Records from a data collection:

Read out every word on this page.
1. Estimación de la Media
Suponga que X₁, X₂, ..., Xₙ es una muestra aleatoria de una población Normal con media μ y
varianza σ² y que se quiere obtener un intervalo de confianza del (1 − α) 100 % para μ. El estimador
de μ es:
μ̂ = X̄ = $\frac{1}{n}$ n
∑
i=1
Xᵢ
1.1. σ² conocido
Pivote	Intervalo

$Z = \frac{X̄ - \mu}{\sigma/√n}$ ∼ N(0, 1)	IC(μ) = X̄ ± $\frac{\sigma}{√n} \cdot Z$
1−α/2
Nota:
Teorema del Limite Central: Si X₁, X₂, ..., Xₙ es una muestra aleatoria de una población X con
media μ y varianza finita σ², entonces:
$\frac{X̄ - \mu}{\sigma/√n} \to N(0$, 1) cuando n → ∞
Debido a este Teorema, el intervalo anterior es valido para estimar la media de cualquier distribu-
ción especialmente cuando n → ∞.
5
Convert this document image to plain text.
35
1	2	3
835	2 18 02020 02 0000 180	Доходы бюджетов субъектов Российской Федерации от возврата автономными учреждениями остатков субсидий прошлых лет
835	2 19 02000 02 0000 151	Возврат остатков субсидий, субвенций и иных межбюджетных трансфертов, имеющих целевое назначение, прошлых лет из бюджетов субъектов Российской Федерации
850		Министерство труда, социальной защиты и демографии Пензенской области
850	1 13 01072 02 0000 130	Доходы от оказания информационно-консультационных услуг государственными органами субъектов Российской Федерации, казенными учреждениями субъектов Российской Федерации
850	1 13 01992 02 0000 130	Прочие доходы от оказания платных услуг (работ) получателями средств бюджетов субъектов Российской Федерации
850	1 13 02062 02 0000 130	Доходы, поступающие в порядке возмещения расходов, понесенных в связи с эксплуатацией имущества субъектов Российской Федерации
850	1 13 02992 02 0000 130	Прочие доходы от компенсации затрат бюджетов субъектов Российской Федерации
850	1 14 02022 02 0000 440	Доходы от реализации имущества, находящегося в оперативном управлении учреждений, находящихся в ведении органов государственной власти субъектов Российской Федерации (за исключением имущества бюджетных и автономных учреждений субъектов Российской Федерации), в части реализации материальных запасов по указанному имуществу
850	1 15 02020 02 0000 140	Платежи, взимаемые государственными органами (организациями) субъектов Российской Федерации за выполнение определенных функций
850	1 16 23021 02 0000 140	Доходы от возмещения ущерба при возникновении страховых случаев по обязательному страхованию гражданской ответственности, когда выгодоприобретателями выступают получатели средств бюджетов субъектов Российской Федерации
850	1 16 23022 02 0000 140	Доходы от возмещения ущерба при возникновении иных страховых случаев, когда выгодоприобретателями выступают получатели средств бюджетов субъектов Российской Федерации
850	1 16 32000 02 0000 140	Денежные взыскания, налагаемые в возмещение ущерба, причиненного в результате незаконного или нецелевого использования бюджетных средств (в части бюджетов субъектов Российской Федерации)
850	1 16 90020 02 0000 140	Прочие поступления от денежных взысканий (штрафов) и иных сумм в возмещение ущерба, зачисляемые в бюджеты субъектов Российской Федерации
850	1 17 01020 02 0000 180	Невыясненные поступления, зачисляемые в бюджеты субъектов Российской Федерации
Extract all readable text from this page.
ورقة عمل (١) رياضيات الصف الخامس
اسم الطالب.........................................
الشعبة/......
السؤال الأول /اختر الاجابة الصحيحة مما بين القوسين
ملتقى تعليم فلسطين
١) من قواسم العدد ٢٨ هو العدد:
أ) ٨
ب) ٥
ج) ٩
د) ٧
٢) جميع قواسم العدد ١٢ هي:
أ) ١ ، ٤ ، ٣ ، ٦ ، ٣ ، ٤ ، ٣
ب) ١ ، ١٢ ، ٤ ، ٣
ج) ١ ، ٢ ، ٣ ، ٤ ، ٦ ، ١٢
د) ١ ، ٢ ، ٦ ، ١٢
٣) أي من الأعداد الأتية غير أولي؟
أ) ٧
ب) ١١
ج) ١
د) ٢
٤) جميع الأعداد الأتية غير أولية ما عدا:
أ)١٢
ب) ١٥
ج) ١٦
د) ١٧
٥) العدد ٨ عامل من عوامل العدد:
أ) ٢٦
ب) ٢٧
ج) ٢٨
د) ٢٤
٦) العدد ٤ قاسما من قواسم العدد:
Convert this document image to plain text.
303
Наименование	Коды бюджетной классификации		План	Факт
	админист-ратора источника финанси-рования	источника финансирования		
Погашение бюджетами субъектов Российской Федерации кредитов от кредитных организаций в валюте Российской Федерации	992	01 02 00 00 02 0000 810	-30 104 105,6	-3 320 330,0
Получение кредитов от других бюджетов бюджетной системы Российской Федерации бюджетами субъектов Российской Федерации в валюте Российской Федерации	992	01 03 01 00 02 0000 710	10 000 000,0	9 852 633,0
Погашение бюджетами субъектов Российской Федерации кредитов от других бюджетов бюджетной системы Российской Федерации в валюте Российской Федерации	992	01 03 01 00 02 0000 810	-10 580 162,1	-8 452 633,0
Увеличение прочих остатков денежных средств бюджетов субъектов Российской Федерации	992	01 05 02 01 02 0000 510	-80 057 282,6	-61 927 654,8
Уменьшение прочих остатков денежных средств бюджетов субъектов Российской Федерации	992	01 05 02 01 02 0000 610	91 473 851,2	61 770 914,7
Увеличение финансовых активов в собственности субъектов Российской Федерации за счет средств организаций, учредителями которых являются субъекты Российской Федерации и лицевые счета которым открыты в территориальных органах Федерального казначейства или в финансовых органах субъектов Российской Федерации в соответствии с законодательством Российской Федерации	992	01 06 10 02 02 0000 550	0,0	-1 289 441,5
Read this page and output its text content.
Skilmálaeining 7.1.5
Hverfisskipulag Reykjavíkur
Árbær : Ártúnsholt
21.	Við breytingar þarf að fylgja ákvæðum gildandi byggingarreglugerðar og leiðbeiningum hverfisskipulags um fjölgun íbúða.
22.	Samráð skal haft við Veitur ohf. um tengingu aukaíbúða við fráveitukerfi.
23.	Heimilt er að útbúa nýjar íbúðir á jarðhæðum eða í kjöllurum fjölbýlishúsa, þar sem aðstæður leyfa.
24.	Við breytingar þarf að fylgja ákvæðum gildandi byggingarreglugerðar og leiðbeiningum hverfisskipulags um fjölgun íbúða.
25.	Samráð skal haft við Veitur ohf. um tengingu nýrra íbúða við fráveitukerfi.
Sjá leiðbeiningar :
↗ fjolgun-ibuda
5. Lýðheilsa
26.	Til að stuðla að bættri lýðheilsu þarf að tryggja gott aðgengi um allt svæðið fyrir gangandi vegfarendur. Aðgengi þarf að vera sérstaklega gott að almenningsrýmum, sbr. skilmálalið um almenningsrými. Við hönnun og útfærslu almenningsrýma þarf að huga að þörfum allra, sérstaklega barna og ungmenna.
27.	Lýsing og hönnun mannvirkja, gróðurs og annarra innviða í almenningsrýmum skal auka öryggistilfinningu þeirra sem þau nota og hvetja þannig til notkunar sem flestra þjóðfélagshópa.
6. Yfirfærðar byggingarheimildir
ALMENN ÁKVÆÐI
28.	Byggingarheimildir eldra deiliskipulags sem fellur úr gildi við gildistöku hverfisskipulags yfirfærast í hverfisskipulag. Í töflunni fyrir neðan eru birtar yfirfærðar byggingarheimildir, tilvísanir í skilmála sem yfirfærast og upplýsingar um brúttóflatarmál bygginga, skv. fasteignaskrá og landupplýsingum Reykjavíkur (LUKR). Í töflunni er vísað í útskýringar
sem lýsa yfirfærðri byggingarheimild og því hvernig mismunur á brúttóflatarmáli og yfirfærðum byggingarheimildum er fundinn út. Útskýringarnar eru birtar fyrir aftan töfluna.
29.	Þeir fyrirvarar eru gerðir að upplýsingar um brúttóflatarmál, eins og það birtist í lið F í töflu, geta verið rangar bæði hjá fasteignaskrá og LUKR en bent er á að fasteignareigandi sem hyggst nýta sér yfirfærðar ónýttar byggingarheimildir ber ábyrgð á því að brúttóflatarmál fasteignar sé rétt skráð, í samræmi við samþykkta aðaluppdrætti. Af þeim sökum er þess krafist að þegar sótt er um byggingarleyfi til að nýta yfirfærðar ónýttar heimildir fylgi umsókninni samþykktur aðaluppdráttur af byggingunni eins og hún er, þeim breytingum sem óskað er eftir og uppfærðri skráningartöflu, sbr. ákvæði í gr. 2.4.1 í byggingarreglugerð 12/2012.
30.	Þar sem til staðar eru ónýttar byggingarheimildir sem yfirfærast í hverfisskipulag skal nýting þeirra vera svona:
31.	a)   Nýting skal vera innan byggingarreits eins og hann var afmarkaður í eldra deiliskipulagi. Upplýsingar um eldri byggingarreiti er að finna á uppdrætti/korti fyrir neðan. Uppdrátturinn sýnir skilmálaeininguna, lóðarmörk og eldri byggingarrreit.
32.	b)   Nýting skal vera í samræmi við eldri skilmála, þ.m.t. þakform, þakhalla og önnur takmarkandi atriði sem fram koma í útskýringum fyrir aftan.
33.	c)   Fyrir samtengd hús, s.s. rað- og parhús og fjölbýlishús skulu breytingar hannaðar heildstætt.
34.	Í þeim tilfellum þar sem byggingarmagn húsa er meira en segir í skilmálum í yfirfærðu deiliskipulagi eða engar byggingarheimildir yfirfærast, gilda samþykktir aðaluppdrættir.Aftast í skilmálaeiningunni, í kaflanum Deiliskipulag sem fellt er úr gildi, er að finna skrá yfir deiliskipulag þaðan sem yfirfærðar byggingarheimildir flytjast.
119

TASK STATEMENT:
Read through the entries and copy every line that includes "deiliskipulagi".

RESPONSE TO THIS EXERCISE:
31.	a)   Nýting skal vera innan byggingarreits eins og hann var afmarkaður í eldra deiliskipulagi. Upplýsingar um eldri byggingarreiti er að finna á uppdrætti/korti fyrir neðan. Uppdrátturinn sýnir skilmálaeininguna, lóðarmörk og eldri byggingarrreit.
34.	Í þeim tilfellum þar sem byggingarmagn húsa er meira en segir í skilmálum í yfirfærðu deiliskipulagi eða engar byggingarheimildir yfirfærast, gilda samþykktir aðaluppdrættir.Aftast í skilmálaeiningunni, í kaflanum Deiliskipulag sem fellt er úr gildi, er að finna skrá yfir deiliskipulag þaðan sem yfirfærðar byggingarheimildir flytjast.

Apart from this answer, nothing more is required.